* **Short exercise**
Wherever the string "content" occurs in a line of these records, report that line.

[Begin Data to process]

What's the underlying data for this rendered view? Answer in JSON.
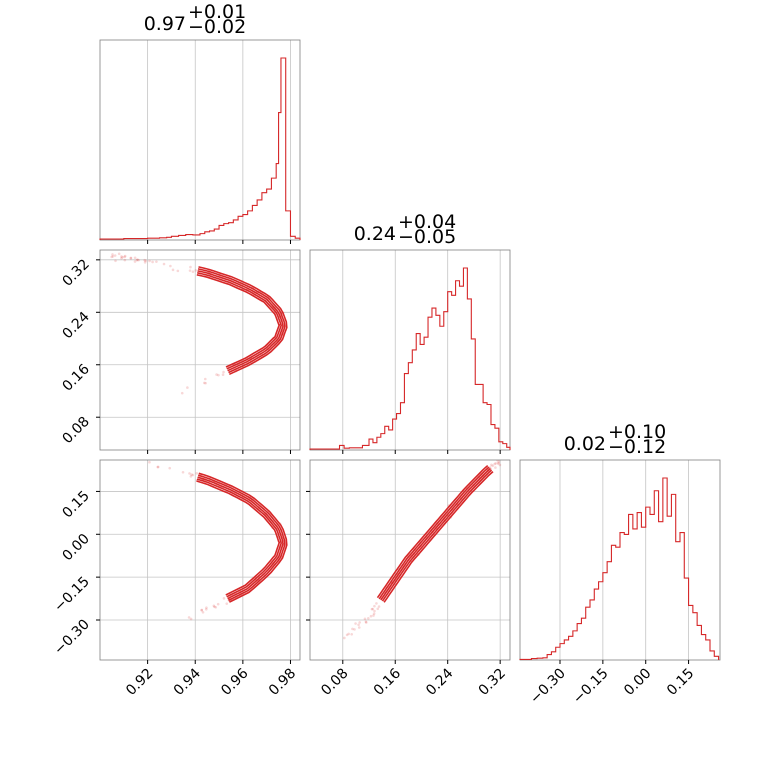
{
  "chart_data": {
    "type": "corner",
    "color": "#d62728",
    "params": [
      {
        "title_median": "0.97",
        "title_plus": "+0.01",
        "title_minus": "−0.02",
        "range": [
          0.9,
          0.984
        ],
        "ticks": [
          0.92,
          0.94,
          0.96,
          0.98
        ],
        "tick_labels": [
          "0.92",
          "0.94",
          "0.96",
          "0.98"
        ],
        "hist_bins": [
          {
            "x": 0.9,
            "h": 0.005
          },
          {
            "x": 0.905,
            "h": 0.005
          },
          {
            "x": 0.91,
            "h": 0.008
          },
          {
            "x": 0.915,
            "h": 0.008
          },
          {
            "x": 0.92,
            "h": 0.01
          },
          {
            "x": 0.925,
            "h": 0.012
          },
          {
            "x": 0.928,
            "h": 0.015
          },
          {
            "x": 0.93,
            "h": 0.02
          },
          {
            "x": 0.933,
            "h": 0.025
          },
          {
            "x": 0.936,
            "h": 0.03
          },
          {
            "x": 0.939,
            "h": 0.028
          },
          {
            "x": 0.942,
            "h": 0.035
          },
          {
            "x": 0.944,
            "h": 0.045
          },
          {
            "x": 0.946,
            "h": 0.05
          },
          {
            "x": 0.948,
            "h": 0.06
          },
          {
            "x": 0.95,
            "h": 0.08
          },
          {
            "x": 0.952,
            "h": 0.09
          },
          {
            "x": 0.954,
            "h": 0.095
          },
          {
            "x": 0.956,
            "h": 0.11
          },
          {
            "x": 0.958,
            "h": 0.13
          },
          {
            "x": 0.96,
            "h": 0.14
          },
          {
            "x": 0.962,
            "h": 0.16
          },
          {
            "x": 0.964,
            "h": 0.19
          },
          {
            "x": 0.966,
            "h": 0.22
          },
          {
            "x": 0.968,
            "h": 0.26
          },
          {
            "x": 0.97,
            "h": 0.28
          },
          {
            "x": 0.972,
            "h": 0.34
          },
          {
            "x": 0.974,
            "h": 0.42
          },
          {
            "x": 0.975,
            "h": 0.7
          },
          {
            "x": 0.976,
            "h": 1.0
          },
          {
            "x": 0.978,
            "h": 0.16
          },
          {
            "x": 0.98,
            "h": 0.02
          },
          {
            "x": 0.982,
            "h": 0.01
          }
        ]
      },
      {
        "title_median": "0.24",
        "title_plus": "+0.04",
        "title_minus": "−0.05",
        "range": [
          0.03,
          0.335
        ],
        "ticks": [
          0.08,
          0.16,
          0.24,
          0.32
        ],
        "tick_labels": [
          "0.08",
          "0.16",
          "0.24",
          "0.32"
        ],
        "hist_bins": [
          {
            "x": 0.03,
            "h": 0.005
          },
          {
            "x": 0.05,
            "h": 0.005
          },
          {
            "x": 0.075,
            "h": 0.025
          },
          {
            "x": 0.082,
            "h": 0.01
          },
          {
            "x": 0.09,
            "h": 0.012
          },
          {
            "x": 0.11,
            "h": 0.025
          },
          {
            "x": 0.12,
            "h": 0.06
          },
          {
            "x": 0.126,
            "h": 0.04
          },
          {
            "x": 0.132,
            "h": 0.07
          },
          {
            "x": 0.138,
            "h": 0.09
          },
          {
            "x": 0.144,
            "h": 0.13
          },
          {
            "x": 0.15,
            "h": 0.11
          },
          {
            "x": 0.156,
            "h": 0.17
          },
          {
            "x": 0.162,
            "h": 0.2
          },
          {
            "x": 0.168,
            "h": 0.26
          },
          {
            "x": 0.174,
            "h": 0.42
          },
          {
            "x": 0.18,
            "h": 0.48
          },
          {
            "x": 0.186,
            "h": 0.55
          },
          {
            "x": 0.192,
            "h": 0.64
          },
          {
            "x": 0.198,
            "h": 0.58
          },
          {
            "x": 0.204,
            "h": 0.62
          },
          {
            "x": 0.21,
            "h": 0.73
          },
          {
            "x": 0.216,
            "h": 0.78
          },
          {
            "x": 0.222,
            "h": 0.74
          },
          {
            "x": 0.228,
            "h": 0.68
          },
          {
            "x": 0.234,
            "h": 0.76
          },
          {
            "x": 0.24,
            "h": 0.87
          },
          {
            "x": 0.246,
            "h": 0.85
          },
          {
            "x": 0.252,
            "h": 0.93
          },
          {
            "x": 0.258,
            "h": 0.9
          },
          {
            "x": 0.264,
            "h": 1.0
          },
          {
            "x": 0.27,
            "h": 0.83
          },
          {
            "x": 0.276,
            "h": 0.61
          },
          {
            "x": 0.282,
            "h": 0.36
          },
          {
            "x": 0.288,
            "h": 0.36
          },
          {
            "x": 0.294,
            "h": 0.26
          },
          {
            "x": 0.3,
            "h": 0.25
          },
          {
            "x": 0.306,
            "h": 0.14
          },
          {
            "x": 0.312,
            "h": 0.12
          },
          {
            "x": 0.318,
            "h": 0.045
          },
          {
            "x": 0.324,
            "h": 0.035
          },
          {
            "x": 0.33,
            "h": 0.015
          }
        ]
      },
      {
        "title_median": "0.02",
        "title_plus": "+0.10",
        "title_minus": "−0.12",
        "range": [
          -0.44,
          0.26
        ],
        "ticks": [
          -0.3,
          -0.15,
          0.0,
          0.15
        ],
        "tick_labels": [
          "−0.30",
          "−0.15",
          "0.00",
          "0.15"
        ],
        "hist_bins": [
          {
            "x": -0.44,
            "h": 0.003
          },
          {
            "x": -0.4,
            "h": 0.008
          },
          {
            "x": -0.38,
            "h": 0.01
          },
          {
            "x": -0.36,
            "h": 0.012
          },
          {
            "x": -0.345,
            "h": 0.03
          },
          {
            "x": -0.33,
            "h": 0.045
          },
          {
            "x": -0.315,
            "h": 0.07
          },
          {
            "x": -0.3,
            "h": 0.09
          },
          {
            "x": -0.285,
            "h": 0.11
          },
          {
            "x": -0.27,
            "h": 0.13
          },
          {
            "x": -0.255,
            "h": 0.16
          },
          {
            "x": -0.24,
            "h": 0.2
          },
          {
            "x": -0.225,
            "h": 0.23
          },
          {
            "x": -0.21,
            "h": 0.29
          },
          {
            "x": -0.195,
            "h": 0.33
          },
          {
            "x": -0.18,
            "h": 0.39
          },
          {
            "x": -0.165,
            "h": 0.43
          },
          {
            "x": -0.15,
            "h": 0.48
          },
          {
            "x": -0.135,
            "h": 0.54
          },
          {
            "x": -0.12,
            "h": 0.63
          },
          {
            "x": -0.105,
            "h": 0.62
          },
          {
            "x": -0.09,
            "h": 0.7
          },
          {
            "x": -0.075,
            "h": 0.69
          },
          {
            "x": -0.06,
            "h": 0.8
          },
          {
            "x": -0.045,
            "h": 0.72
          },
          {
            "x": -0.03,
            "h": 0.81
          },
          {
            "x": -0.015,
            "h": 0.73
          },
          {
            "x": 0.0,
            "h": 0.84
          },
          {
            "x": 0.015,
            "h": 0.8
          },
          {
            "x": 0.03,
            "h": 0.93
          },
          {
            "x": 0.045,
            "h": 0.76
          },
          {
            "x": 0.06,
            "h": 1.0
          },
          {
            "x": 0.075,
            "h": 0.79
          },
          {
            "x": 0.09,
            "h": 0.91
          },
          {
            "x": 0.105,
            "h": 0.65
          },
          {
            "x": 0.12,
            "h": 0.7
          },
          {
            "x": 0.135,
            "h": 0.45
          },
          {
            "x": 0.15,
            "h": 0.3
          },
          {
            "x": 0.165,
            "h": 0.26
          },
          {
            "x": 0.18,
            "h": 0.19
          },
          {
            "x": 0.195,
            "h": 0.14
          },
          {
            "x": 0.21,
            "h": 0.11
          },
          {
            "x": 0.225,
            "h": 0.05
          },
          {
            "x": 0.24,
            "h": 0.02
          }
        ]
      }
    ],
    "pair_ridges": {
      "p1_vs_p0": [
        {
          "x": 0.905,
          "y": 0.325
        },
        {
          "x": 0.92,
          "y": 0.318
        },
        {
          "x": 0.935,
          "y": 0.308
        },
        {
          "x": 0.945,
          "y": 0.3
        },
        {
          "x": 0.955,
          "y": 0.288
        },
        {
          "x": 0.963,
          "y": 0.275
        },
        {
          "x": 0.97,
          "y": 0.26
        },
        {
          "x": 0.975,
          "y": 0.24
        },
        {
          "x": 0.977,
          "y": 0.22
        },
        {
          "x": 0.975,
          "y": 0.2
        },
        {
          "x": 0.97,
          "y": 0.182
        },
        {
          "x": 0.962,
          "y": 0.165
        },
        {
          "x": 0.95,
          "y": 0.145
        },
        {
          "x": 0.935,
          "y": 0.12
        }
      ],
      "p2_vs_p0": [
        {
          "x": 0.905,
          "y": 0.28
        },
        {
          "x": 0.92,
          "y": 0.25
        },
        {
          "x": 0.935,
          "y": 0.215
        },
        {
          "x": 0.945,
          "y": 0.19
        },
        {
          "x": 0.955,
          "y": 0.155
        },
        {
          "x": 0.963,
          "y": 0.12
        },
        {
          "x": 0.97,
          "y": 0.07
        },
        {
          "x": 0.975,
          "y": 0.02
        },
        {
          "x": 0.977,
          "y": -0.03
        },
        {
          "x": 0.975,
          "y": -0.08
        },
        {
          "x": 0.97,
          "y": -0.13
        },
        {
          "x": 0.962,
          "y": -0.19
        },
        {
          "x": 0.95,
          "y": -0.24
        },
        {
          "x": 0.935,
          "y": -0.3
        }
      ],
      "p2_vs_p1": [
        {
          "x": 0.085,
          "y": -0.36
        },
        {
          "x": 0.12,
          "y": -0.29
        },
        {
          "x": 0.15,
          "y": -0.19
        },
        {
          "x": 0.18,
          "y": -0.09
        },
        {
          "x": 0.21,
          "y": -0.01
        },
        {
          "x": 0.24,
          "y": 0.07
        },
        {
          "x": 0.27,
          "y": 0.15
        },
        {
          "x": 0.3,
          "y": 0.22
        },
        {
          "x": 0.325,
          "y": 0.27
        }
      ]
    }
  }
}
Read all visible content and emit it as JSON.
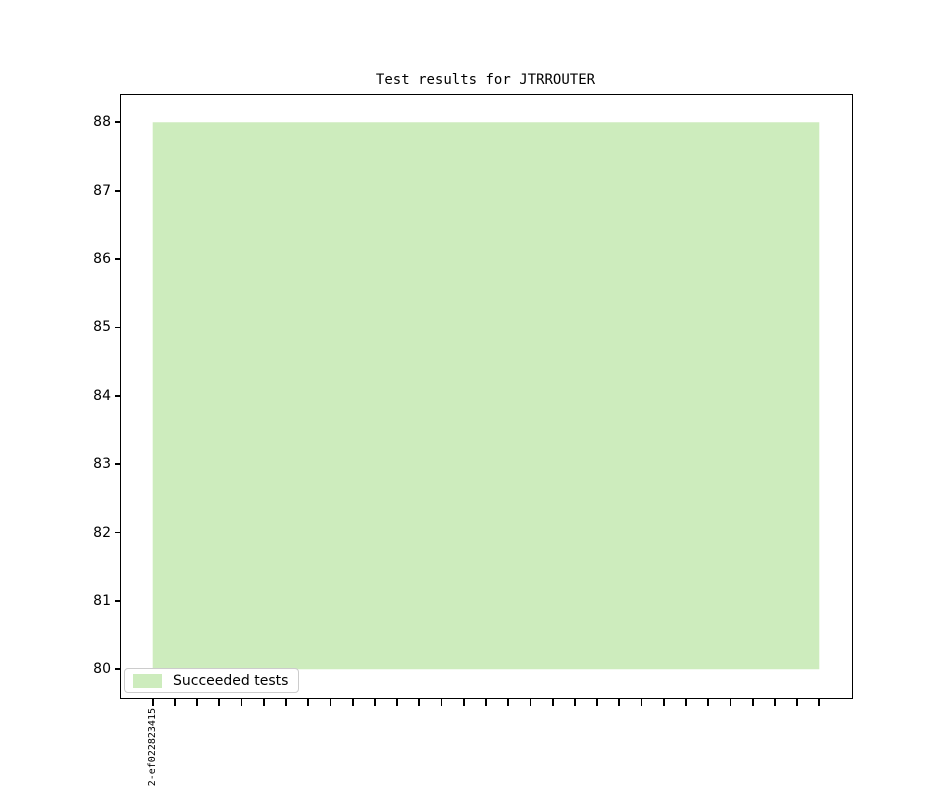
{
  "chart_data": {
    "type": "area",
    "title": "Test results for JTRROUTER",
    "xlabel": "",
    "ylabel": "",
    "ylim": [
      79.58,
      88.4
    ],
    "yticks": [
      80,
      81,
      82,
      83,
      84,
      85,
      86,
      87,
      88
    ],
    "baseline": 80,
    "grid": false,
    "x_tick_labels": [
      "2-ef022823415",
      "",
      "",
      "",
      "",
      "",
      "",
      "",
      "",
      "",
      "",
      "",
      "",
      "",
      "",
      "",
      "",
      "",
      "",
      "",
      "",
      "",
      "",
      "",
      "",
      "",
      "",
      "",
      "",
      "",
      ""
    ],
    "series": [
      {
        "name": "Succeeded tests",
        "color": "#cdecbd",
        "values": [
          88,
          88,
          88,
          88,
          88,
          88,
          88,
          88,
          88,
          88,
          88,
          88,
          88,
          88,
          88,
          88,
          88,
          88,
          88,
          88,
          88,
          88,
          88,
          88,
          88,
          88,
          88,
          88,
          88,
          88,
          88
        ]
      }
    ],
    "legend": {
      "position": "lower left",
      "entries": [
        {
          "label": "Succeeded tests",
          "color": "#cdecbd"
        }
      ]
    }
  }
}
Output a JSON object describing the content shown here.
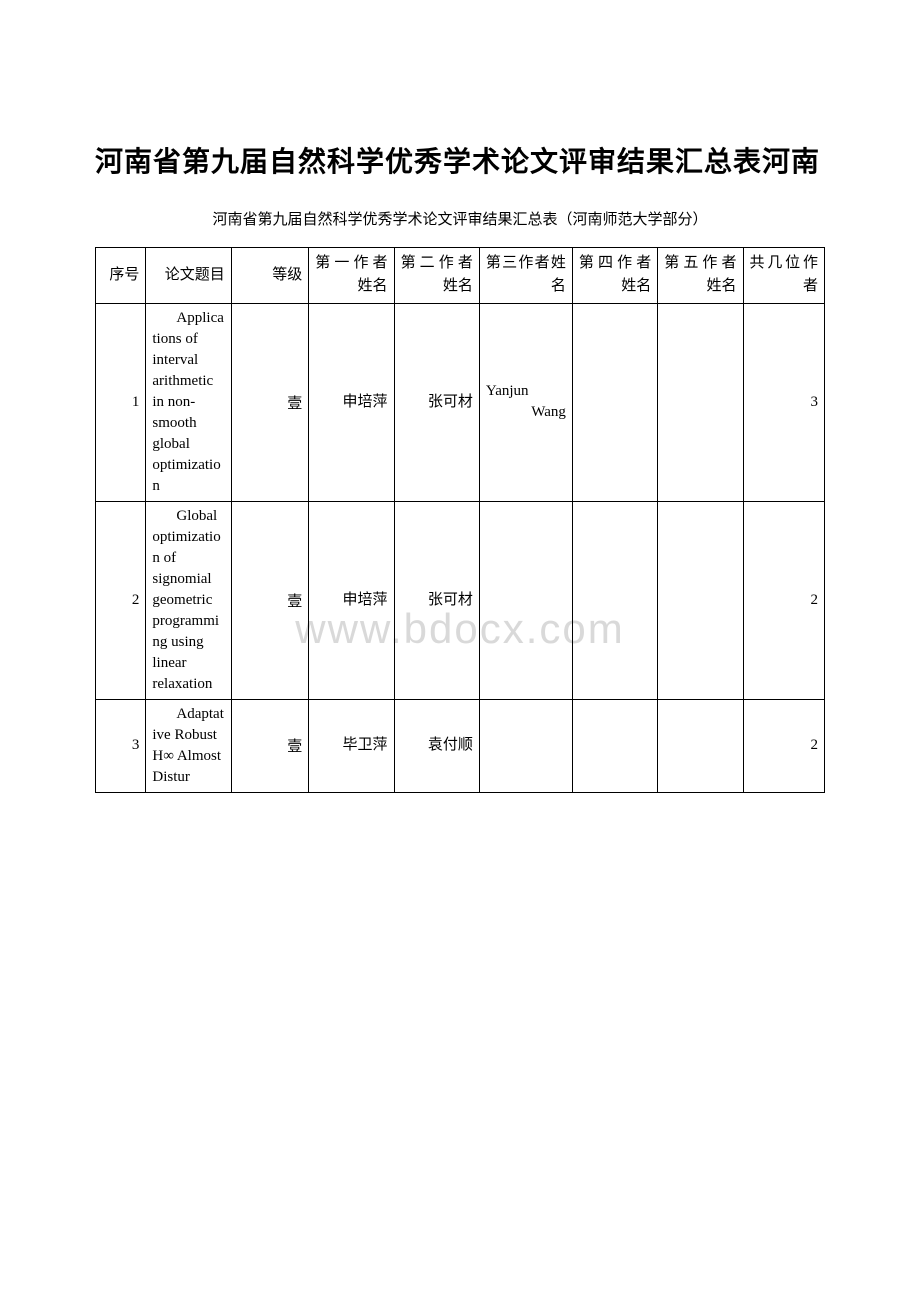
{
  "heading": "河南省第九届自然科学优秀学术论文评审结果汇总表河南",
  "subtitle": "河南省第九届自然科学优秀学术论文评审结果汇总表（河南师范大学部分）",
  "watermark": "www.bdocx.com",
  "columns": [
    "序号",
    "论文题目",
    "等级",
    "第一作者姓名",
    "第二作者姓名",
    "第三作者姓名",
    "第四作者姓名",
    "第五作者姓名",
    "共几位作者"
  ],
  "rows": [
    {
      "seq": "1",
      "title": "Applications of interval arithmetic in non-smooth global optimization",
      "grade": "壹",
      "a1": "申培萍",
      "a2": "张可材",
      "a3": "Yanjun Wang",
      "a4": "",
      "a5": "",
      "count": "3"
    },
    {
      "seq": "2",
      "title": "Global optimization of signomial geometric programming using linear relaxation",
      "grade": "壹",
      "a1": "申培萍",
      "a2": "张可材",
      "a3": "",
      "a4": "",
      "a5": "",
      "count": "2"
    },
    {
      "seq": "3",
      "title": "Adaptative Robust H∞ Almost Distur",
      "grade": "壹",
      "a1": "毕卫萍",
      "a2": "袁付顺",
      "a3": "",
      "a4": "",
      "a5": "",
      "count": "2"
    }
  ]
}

[End Data to process]

* **Worked solution**
Read all visible content and emit it as JSON.
Output a JSON object describing the content shown here.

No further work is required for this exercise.